● **EXERCISE GOAL**:
Write out all the entries word for word and omit any pictures.

(Part of a data file)
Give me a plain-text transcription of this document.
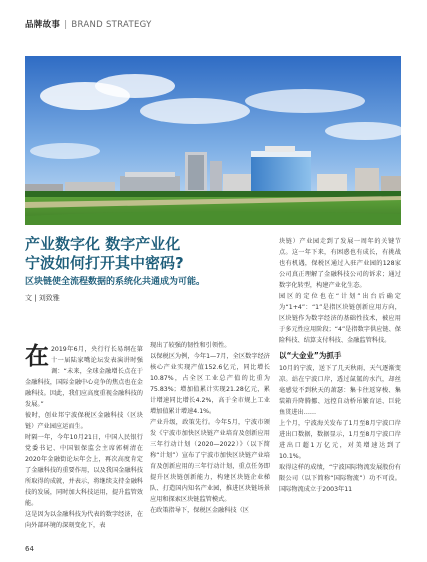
品牌故事 | BRAND STRATEGY
产业数字化 数字产业化
宁波如何打开其中密码?
区块链使全流程数据的系统化共通成为可能。
文 | 刘致雅
在 2019年6月，央行行长易纲在第十一届陆家嘴论坛发表演讲时强调：“未来，全球金融增长点在于金融科技，国际金融中心竞争的焦点也在金融科技。因此，我们应高度重视金融科技的发展。”

彼时，创业邦宁波保税区金融科技（区块链）产业园应运而生。

时隔一年，今年10月21日，中国人民银行党委书记、中国银保监会主席郭树清在2020年金融街论坛年会上，再次高度肯定了金融科技的重要作用，以及我国金融科技所取得的成就，并表示，将继续支持金融科技的发展，同时加大科技运用，提升监管效能。

这是因为以金融科技为代表的数字经济，在向外部环境的深刻变化下，表

现出了较强的韧性和引领性。

以保税区为例，今年1—7月，全区数字经济核心产业实现产值152.6亿元，同比增长10.87%，占全区工业总产值的比重为75.83%；增加值累计实现21.28亿元，累计增速同比增长4.2%，高于全市规上工业增加值累计增速4.1%。

产业升级，政策先行。今年5月，宁波市颁发《宁波市加快区块链产业培育及创新应用三年行动计划（2020—2022）》（以下简称“计划”）宣布了宁波市加快区块链产业培育及创新应用的三年行动计划，重点任务即提升区块链创新能力，构建区块链企业梯队、打造国内知名产业园，推进区块链场景应用和探索区块链监管模式。

在政策指导下，保税区金融科技（区

块链）产业园走到了发展一周年的关键节点。这一年下来，有困惑也有成长，有挑战也有机遇，保税区通过入驻产业园的128家公司真正理解了金融科技公司的诉求；通过数字化转型，构建产业化生态。

园区的定位也在“计划”出台后确定为“1+4”：“1”是指区块链创新应用方向，区块链作为数字经济的基础性技术，被应用于多元性应用阶段；“4”是指数字供应链、保险科技、结算支付科技、金融监管科技。

以“大金业”为抓手

10月的宁波，送下了几天秋雨，天气逐渐变凉。站在宁波口岸，透过氤氲的水汽，却丝毫感觉不到秋天的萧瑟：集卡往返穿梭、集装箱升降腾挪、远控自动桥吊繁育运、巨轮鱼贯进出……

上个月，宁波海关发布了1月至8月宁波口岸进出口数据，数据显示，1月至8月宁波口岸进出口超1万亿元，对美增速达到了10.1%。

取得这样的成绩，“宁波国际物流发展股份有限公司（以下简称“国际物流”）功不可没。国际物流成立于2003年11

64
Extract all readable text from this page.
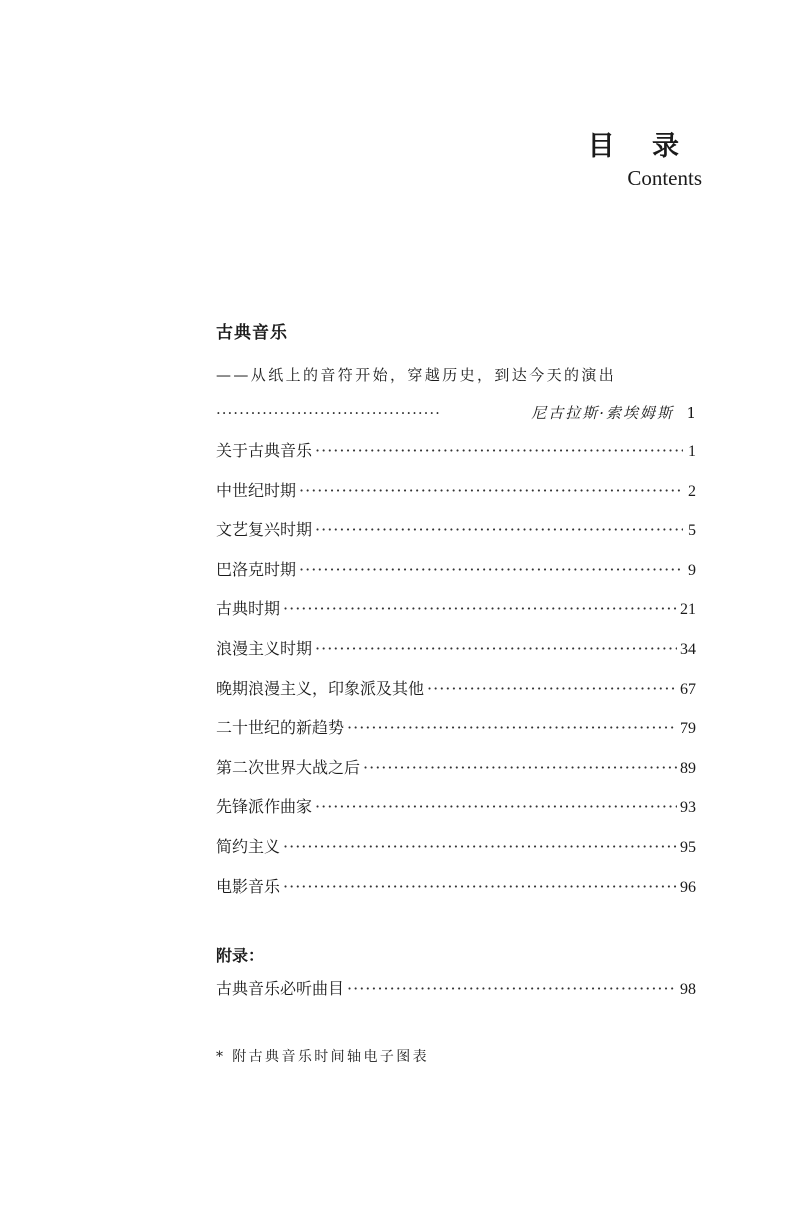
目 录
Contents
古典音乐
——从纸上的音符开始，穿越历史，到达今天的演出
·······································	尼古拉斯·索埃姆斯 1
关于古典音乐 ·····	1
中世纪时期 ·····	2
文艺复兴时期 ·····	5
巴洛克时期 ·····	9
古典时期 ·····	21
浪漫主义时期 ·····	34
晚期浪漫主义，印象派及其他 ·····	67
二十世纪的新趋势 ·····	79
第二次世界大战之后 ·····	89
先锋派作曲家 ·····	93
简约主义 ·····	95
电影音乐 ·····	96
附录：
古典音乐必听曲目 ·····	98
* 附古典音乐时间轴电子图表
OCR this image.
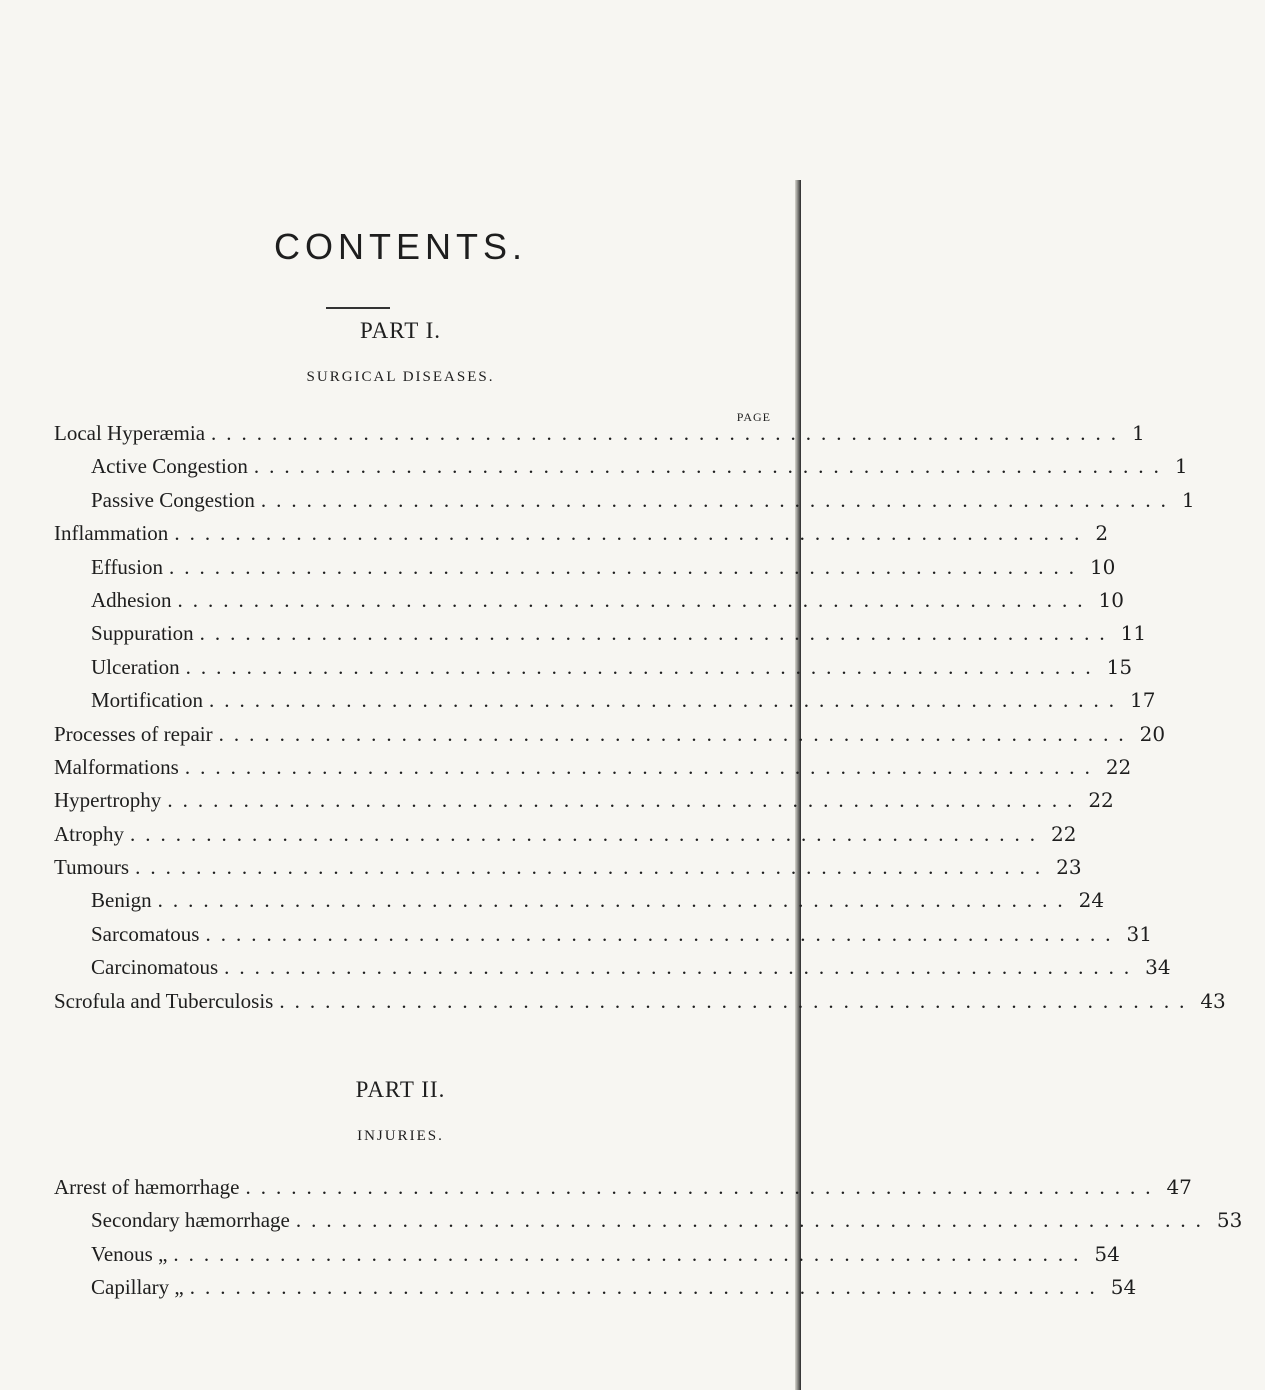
CONTENTS.
PART I.
SURGICAL DISEASES.
PAGE
Local Hyperæmia ............................................................ 1
Active Congestion ............................................................ 1
Passive Congestion ............................................................ 1
Inflammation ............................................................ 2
Effusion ............................................................ 10
Adhesion ............................................................ 10
Suppuration ............................................................ 11
Ulceration ............................................................ 15
Mortification ............................................................ 17
Processes of repair ............................................................ 20
Malformations ............................................................ 22
Hypertrophy ............................................................ 22
Atrophy ............................................................ 22
Tumours ............................................................ 23
Benign ............................................................ 24
Sarcomatous ............................................................ 31
Carcinomatous ............................................................ 34
Scrofula and Tuberculosis ............................................................ 43
PART II.
INJURIES.
Arrest of hæmorrhage ............................................................ 47
Secondary hæmorrhage ............................................................ 53
Venous „ ............................................................ 54
Capillary „ ............................................................ 54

● **EXERCISE RESULT**:
Give me a plain-text transcription of this document.
品牌故事 | BRAND STRATEGY
产业数字化 数字产业化
宁波如何打开其中密码?
区块链使全流程数据的系统化共通成为可能。
文 | 刘致雅
在 2019年6月，央行行长易纲在第十一届陆家嘴论坛发表演讲时强调：“未来，全球金融增长点在于金融科技，国际金融中心竞争的焦点也在金融科技。因此，我们应高度重视金融科技的发展。”

彼时，创业邦宁波保税区金融科技（区块链）产业园应运而生。

时隔一年，今年10月21日，中国人民银行党委书记、中国银保监会主席郭树清在2020年金融街论坛年会上，再次高度肯定了金融科技的重要作用，以及我国金融科技所取得的成就，并表示，将继续支持金融科技的发展，同时加大科技运用，提升监管效能。

这是因为以金融科技为代表的数字经济，在向外部环境的深刻变化下，表

现出了较强的韧性和引领性。

以保税区为例，今年1—7月，全区数字经济核心产业实现产值152.6亿元，同比增长10.87%，占全区工业总产值的比重为75.83%；增加值累计实现21.28亿元，累计增速同比增长4.2%，高于全市规上工业增加值累计增速4.1%。

产业升级，政策先行。今年5月，宁波市颁发《宁波市加快区块链产业培育及创新应用三年行动计划（2020—2022）》（以下简称“计划”）宣布了宁波市加快区块链产业培育及创新应用的三年行动计划，重点任务即提升区块链创新能力，构建区块链企业梯队、打造国内知名产业园，推进区块链场景应用和探索区块链监管模式。

在政策指导下，保税区金融科技（区

块链）产业园走到了发展一周年的关键节点。这一年下来，有困惑也有成长，有挑战也有机遇，保税区通过入驻产业园的128家公司真正理解了金融科技公司的诉求；通过数字化转型，构建产业化生态。

园区的定位也在“计划”出台后确定为“1+4”：“1”是指区块链创新应用方向，区块链作为数字经济的基础性技术，被应用于多元性应用阶段；“4”是指数字供应链、保险科技、结算支付科技、金融监管科技。

以“大金业”为抓手

10月的宁波，送下了几天秋雨，天气逐渐变凉。站在宁波口岸，透过氤氲的水汽，却丝毫感觉不到秋天的萧瑟：集卡往返穿梭、集装箱升降腾挪、远控自动桥吊繁育运、巨轮鱼贯进出……

上个月，宁波海关发布了1月至8月宁波口岸进出口数据，数据显示，1月至8月宁波口岸进出口超1万亿元，对美增速达到了10.1%。

取得这样的成绩，“宁波国际物流发展股份有限公司（以下简称“国际物流”）功不可没。国际物流成立于2003年11

64
Extract all readable text from this page.
目 录
Contents
古典音乐
——从纸上的音符开始，穿越历史，到达今天的演出
·······································	尼古拉斯·索埃姆斯 1
关于古典音乐 ·····	1
中世纪时期 ·····	2
文艺复兴时期 ·····	5
巴洛克时期 ·····	9
古典时期 ·····	21
浪漫主义时期 ·····	34
晚期浪漫主义，印象派及其他 ·····	67
二十世纪的新趋势 ·····	79
第二次世界大战之后 ·····	89
先锋派作曲家 ·····	93
简约主义 ·····	95
电影音乐 ·····	96
附录：
古典音乐必听曲目 ·····	98
* 附古典音乐时间轴电子图表
OCR this image.
CONTENTS.
PART I.
SURGICAL DISEASES.
PAGE
Local Hyperæmia ............................................................ 1
Active Congestion ............................................................ 1
Passive Congestion ............................................................ 1
Inflammation ............................................................ 2
Effusion ............................................................ 10
Adhesion ............................................................ 10
Suppuration ............................................................ 11
Ulceration ............................................................ 15
Mortification ............................................................ 17
Processes of repair ............................................................ 20
Malformations ............................................................ 22
Hypertrophy ............................................................ 22
Atrophy ............................................................ 22
Tumours ............................................................ 23
Benign ............................................................ 24
Sarcomatous ............................................................ 31
Carcinomatous ............................................................ 34
Scrofula and Tuberculosis ............................................................ 43
PART II.
INJURIES.
Arrest of hæmorrhage ............................................................ 47
Secondary hæmorrhage ............................................................ 53
Venous „ ............................................................ 54
Capillary „ ............................................................ 54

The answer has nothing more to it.